EXERCISE MATERIALS —

::::

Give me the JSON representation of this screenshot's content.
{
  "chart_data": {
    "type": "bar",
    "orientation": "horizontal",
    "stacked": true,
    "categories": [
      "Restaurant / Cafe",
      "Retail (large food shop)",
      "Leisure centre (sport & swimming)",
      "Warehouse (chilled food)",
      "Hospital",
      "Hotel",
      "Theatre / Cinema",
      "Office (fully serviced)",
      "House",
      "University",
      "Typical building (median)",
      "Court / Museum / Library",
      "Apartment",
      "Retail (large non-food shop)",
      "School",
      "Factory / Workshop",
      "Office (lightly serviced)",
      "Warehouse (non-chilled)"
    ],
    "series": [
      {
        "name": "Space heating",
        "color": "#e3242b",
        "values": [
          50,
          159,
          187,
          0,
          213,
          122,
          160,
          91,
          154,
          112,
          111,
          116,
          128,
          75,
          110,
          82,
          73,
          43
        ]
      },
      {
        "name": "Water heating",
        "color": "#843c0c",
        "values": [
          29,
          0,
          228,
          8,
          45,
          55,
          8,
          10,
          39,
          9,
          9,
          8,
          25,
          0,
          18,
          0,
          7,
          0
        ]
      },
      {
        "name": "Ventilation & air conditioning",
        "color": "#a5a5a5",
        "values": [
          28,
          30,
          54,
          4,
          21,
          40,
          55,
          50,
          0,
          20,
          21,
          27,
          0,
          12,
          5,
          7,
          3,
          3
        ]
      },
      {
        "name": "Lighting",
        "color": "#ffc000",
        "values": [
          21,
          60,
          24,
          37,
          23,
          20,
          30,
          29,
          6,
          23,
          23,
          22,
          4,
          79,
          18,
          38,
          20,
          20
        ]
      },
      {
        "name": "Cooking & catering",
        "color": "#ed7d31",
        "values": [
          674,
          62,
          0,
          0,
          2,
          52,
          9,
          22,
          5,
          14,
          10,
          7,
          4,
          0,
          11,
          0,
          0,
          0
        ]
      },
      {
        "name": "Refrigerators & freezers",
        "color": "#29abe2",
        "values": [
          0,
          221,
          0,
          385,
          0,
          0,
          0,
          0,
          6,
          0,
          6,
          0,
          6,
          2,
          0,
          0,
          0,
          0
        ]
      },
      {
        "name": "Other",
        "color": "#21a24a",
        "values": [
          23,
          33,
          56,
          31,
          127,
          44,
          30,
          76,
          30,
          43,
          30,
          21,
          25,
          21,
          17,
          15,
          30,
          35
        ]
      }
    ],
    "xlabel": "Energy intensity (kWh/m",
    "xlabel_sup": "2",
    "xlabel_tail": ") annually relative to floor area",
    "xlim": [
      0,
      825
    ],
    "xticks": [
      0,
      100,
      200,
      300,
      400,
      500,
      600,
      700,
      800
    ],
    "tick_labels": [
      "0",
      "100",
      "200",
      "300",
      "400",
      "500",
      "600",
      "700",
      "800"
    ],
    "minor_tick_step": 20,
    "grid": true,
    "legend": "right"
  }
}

::::

WORK TO BE COMPLETED — Check all the records above and select each line where the string "heating" is found.

REPLY —
        "name": "Space heating",
        "name": "Water heating",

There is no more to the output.